— Begin —
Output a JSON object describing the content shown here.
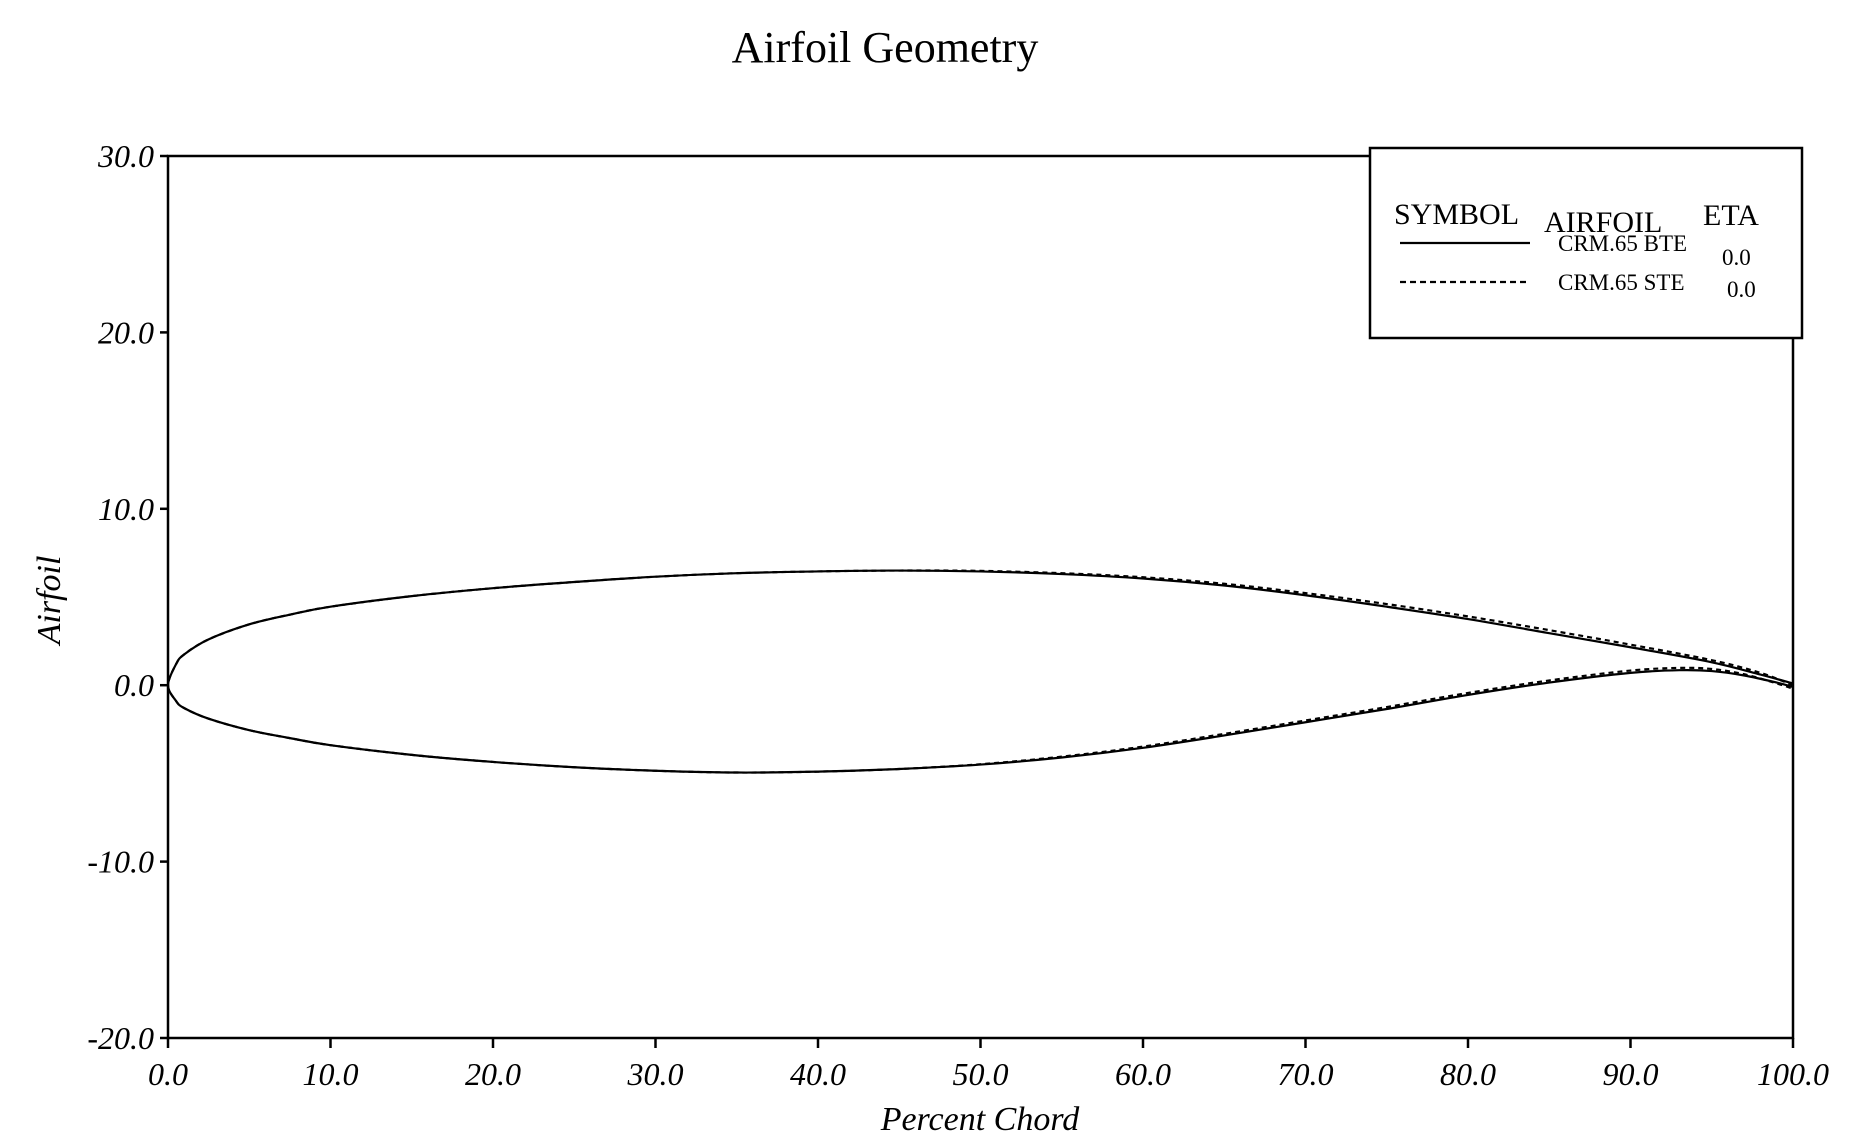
{
  "chart_data": {
    "type": "line",
    "title": "Airfoil Geometry",
    "xlabel": "Percent Chord",
    "ylabel": "Airfoil",
    "xlim": [
      0,
      100
    ],
    "ylim": [
      -20,
      30
    ],
    "x_ticks": [
      "0.0",
      "10.0",
      "20.0",
      "30.0",
      "40.0",
      "50.0",
      "60.0",
      "70.0",
      "80.0",
      "90.0",
      "100.0"
    ],
    "y_ticks": [
      "-20.0",
      "-10.0",
      "0.0",
      "10.0",
      "20.0",
      "30.0"
    ],
    "grid": false,
    "legend_position": "top-right",
    "legend": {
      "headers": {
        "symbol": "SYMBOL",
        "airfoil": "AIRFOIL",
        "eta": "ETA"
      }
    },
    "series": [
      {
        "name": "CRM.65 BTE",
        "eta": "0.0",
        "line_style": "solid",
        "color": "#000000",
        "upper": {
          "x": [
            0,
            0.5,
            1,
            2.5,
            5,
            7.5,
            10,
            15,
            20,
            25,
            30,
            35,
            40,
            45,
            50,
            55,
            60,
            65,
            70,
            75,
            80,
            85,
            90,
            95,
            98,
            100
          ],
          "y": [
            0,
            1.2,
            1.75,
            2.6,
            3.45,
            4.0,
            4.45,
            5.05,
            5.5,
            5.85,
            6.15,
            6.35,
            6.45,
            6.5,
            6.45,
            6.3,
            6.05,
            5.65,
            5.1,
            4.45,
            3.75,
            2.95,
            2.15,
            1.3,
            0.6,
            0.1
          ]
        },
        "lower": {
          "x": [
            0,
            0.5,
            1,
            2.5,
            5,
            7.5,
            10,
            15,
            20,
            25,
            30,
            35,
            40,
            45,
            50,
            55,
            60,
            65,
            70,
            75,
            80,
            85,
            90,
            93,
            95,
            97,
            99,
            100
          ],
          "y": [
            0,
            -0.9,
            -1.3,
            -1.9,
            -2.55,
            -3.0,
            -3.4,
            -3.95,
            -4.35,
            -4.65,
            -4.85,
            -4.95,
            -4.9,
            -4.75,
            -4.5,
            -4.1,
            -3.55,
            -2.85,
            -2.1,
            -1.35,
            -0.55,
            0.15,
            0.7,
            0.85,
            0.8,
            0.55,
            0.15,
            -0.1
          ]
        }
      },
      {
        "name": "CRM.65 STE",
        "eta": "0.0",
        "line_style": "dashed",
        "color": "#000000",
        "upper": {
          "x": [
            0,
            0.5,
            1,
            2.5,
            5,
            7.5,
            10,
            15,
            20,
            25,
            30,
            35,
            40,
            45,
            50,
            55,
            60,
            65,
            70,
            75,
            80,
            85,
            90,
            95,
            98,
            100
          ],
          "y": [
            0,
            1.2,
            1.75,
            2.6,
            3.45,
            4.0,
            4.45,
            5.05,
            5.5,
            5.85,
            6.15,
            6.35,
            6.45,
            6.5,
            6.48,
            6.35,
            6.12,
            5.75,
            5.22,
            4.6,
            3.9,
            3.12,
            2.3,
            1.42,
            0.7,
            0.0
          ]
        },
        "lower": {
          "x": [
            0,
            0.5,
            1,
            2.5,
            5,
            7.5,
            10,
            15,
            20,
            25,
            30,
            35,
            40,
            45,
            50,
            55,
            60,
            65,
            70,
            75,
            80,
            85,
            90,
            93,
            95,
            97,
            99,
            100
          ],
          "y": [
            0,
            -0.9,
            -1.3,
            -1.9,
            -2.55,
            -3.0,
            -3.4,
            -3.95,
            -4.35,
            -4.65,
            -4.85,
            -4.95,
            -4.9,
            -4.75,
            -4.48,
            -4.05,
            -3.48,
            -2.76,
            -2.0,
            -1.24,
            -0.44,
            0.27,
            0.83,
            0.98,
            0.92,
            0.62,
            0.1,
            -0.2
          ]
        }
      }
    ]
  }
}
— End —
*Requirements*. Without including any pictures, output all the entries above exactly.

*Reply*.
Output a JSON object describing the content shown here.
{
  "chart_data": {
    "type": "line",
    "title": "Airfoil Geometry",
    "xlabel": "Percent Chord",
    "ylabel": "Airfoil",
    "xlim": [
      0,
      100
    ],
    "ylim": [
      -20,
      30
    ],
    "x_ticks": [
      "0.0",
      "10.0",
      "20.0",
      "30.0",
      "40.0",
      "50.0",
      "60.0",
      "70.0",
      "80.0",
      "90.0",
      "100.0"
    ],
    "y_ticks": [
      "-20.0",
      "-10.0",
      "0.0",
      "10.0",
      "20.0",
      "30.0"
    ],
    "grid": false,
    "legend_position": "top-right",
    "legend": {
      "headers": {
        "symbol": "SYMBOL",
        "airfoil": "AIRFOIL",
        "eta": "ETA"
      }
    },
    "series": [
      {
        "name": "CRM.65 BTE",
        "eta": "0.0",
        "line_style": "solid",
        "color": "#000000",
        "upper": {
          "x": [
            0,
            0.5,
            1,
            2.5,
            5,
            7.5,
            10,
            15,
            20,
            25,
            30,
            35,
            40,
            45,
            50,
            55,
            60,
            65,
            70,
            75,
            80,
            85,
            90,
            95,
            98,
            100
          ],
          "y": [
            0,
            1.2,
            1.75,
            2.6,
            3.45,
            4.0,
            4.45,
            5.05,
            5.5,
            5.85,
            6.15,
            6.35,
            6.45,
            6.5,
            6.45,
            6.3,
            6.05,
            5.65,
            5.1,
            4.45,
            3.75,
            2.95,
            2.15,
            1.3,
            0.6,
            0.1
          ]
        },
        "lower": {
          "x": [
            0,
            0.5,
            1,
            2.5,
            5,
            7.5,
            10,
            15,
            20,
            25,
            30,
            35,
            40,
            45,
            50,
            55,
            60,
            65,
            70,
            75,
            80,
            85,
            90,
            93,
            95,
            97,
            99,
            100
          ],
          "y": [
            0,
            -0.9,
            -1.3,
            -1.9,
            -2.55,
            -3.0,
            -3.4,
            -3.95,
            -4.35,
            -4.65,
            -4.85,
            -4.95,
            -4.9,
            -4.75,
            -4.5,
            -4.1,
            -3.55,
            -2.85,
            -2.1,
            -1.35,
            -0.55,
            0.15,
            0.7,
            0.85,
            0.8,
            0.55,
            0.15,
            -0.1
          ]
        }
      },
      {
        "name": "CRM.65 STE",
        "eta": "0.0",
        "line_style": "dashed",
        "color": "#000000",
        "upper": {
          "x": [
            0,
            0.5,
            1,
            2.5,
            5,
            7.5,
            10,
            15,
            20,
            25,
            30,
            35,
            40,
            45,
            50,
            55,
            60,
            65,
            70,
            75,
            80,
            85,
            90,
            95,
            98,
            100
          ],
          "y": [
            0,
            1.2,
            1.75,
            2.6,
            3.45,
            4.0,
            4.45,
            5.05,
            5.5,
            5.85,
            6.15,
            6.35,
            6.45,
            6.5,
            6.48,
            6.35,
            6.12,
            5.75,
            5.22,
            4.6,
            3.9,
            3.12,
            2.3,
            1.42,
            0.7,
            0.0
          ]
        },
        "lower": {
          "x": [
            0,
            0.5,
            1,
            2.5,
            5,
            7.5,
            10,
            15,
            20,
            25,
            30,
            35,
            40,
            45,
            50,
            55,
            60,
            65,
            70,
            75,
            80,
            85,
            90,
            93,
            95,
            97,
            99,
            100
          ],
          "y": [
            0,
            -0.9,
            -1.3,
            -1.9,
            -2.55,
            -3.0,
            -3.4,
            -3.95,
            -4.35,
            -4.65,
            -4.85,
            -4.95,
            -4.9,
            -4.75,
            -4.48,
            -4.05,
            -3.48,
            -2.76,
            -2.0,
            -1.24,
            -0.44,
            0.27,
            0.83,
            0.98,
            0.92,
            0.62,
            0.1,
            -0.2
          ]
        }
      }
    ]
  }
}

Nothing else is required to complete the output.